## Passage provided
- - -

For Civil War geeks, this week is like the Super Bowl.

I know, because I'm a card-carrying member of that clan.

Today is the 150th anniversary of the first day of the most pivotal battle of the American Civil War, Gettysburg. Nearly 100,000 people are expected to converge on that still-sleepy Pennsylvania town for re-enactments of the battle. I'll be one of them. It's been on my bucket list for a long time, being there for this.

I'm a peacable guy. I've never fired a gun. So why am I so endlessly moved and fascinated by this gruesome, grinding, long-ago conflict?

Literally my first memory is of seeing the old Gettysburg battle map when I was 3. The next year, a family visit to Atlanta, and the cyclorama painting of the Battle of Atlanta, cemented the obsession. My kids still shake their heads – fondly, I hope – at memories of summer trips to the Carolina shore being diverted for quick side trips to battlefields.

I'd wander about happily, echoes of distant trumpets in my head, while my wife would mutter, "It just looks like a big grass field to me."

No battle of the war is more rife with drama and poetry than Gettysburg.

For NewsWorks' package on the battle anniversary, I wrote an essay that tried to pin down why I find the Civil War such a moving, resonant thing.

Here's how it went, in part:

This was no push-button war of drones and precision bombs. It was intimate, hand-to-hand, ugly in the moment and horrific in the aftermath. The wounded moaned in the crumpled fields, and the surgeon's saws grew dull from use.

It was chaos unleashed upon an ordinary Pennsylvania landscape – gentle ridges, a peach orchard, a wheat field, a warren of boulders known as Devil's Den.

In the three days of Gettysburg, more Americans died than in the long anguish of the Iraq War. In three days, 52,000 either died, were wounded, taken prisoner or melted into the mist.

Michigan farm boys, Massachusetts clerks, cocky Irish from Brooklyn.

In dying, so horribly and in such droves, they saved the union, and bequeathed us our nation. That is why this battle anniversary matters. As the bearded man in the tall hat once said, this is why we must never forget.

- - -

## The data
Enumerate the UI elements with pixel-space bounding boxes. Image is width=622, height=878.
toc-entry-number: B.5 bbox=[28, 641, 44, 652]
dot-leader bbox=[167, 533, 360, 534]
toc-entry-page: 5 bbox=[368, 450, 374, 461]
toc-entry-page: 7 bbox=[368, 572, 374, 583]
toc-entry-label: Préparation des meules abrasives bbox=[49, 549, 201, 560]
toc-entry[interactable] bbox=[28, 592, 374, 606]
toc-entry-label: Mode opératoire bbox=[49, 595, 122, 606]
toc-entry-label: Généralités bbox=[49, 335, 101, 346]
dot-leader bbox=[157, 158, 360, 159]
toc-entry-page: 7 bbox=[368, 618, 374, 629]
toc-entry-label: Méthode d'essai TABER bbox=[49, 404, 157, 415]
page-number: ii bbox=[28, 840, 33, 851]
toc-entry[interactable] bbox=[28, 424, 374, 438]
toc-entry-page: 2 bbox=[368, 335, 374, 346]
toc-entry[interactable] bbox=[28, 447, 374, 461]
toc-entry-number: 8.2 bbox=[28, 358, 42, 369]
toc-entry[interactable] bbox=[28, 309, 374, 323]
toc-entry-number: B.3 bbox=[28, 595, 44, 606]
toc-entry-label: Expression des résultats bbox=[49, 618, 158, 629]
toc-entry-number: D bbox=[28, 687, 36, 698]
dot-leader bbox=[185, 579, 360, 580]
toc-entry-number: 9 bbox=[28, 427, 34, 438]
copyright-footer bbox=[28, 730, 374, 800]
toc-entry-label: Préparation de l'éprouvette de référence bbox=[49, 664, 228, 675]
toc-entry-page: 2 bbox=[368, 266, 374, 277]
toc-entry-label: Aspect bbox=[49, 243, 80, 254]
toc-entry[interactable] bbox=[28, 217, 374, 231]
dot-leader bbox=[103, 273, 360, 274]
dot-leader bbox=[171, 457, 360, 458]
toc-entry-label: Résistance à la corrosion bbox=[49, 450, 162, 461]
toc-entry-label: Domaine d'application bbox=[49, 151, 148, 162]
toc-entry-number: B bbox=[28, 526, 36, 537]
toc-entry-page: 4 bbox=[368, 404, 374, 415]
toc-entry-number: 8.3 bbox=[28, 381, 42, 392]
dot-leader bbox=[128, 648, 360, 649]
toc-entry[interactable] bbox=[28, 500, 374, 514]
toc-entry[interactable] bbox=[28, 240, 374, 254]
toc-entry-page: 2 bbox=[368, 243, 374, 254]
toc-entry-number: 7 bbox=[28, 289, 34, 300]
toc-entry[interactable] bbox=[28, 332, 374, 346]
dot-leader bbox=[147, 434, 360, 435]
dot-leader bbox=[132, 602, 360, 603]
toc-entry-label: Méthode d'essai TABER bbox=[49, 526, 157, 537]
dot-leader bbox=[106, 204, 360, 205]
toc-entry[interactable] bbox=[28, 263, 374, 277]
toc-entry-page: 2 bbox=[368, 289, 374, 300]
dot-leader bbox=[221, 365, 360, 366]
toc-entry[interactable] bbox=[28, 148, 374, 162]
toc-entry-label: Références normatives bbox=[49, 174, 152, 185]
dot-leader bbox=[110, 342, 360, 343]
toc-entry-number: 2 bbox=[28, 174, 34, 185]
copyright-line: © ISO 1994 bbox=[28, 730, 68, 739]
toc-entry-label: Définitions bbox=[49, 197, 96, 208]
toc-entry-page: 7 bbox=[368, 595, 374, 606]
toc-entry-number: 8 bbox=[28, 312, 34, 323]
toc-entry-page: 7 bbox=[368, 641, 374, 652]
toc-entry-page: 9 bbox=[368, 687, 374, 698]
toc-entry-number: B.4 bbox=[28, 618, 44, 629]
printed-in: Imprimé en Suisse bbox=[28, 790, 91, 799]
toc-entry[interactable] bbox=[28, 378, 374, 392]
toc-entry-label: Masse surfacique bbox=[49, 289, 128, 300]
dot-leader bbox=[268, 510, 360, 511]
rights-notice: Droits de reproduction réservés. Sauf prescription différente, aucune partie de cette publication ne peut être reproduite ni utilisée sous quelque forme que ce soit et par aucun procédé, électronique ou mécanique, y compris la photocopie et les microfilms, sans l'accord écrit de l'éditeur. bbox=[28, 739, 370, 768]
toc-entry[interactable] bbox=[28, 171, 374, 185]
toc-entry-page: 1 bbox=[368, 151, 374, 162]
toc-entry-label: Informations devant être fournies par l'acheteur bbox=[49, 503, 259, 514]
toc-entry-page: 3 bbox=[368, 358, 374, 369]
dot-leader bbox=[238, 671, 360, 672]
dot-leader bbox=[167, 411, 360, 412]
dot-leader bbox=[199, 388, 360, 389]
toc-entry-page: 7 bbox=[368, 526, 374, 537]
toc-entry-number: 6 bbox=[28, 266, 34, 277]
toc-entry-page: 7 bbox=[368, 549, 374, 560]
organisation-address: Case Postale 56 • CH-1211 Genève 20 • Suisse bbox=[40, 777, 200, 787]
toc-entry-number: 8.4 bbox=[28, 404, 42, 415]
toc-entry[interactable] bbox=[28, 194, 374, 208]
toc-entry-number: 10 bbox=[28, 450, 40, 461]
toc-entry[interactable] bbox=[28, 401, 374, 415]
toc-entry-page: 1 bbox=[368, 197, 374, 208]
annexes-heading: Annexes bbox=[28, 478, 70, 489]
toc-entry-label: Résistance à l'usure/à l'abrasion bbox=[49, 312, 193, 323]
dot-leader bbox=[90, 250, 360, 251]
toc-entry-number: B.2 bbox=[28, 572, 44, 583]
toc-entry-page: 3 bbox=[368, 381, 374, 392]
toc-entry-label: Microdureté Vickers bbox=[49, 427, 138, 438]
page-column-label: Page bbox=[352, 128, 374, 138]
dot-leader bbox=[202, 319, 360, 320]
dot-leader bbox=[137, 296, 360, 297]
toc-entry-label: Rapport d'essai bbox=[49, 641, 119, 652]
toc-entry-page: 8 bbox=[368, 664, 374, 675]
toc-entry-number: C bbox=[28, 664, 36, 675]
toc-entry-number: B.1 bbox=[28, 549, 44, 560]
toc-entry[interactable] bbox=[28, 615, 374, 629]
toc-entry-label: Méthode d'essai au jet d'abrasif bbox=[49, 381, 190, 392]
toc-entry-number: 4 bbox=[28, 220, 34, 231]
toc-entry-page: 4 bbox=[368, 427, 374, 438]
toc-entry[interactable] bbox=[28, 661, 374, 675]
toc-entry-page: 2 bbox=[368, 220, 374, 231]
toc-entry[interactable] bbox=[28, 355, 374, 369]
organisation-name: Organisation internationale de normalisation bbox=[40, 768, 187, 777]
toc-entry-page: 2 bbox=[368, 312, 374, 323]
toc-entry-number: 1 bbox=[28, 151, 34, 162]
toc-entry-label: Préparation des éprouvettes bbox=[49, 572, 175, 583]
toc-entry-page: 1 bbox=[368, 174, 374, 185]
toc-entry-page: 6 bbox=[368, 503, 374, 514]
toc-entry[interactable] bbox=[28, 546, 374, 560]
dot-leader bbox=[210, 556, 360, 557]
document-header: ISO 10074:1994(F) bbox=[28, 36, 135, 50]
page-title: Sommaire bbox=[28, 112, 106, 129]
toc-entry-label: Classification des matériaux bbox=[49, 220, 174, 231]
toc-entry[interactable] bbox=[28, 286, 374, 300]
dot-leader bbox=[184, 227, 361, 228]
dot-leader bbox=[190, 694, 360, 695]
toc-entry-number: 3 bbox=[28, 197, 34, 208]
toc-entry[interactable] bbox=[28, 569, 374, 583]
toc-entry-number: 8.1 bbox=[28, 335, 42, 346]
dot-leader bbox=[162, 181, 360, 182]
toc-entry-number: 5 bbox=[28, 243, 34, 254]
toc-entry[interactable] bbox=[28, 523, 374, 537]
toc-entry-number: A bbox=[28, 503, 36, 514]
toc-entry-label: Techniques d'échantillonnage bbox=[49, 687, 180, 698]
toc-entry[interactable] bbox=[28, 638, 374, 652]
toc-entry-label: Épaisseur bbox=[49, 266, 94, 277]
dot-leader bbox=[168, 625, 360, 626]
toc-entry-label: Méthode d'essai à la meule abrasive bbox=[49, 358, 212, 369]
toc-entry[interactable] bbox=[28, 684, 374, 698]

- - -

Please give the number that the Gettysburg anniversary text says "either died, were wounded, taken prisoner or melted into the mist" in the battle's three days.

## Solution to this task
52,000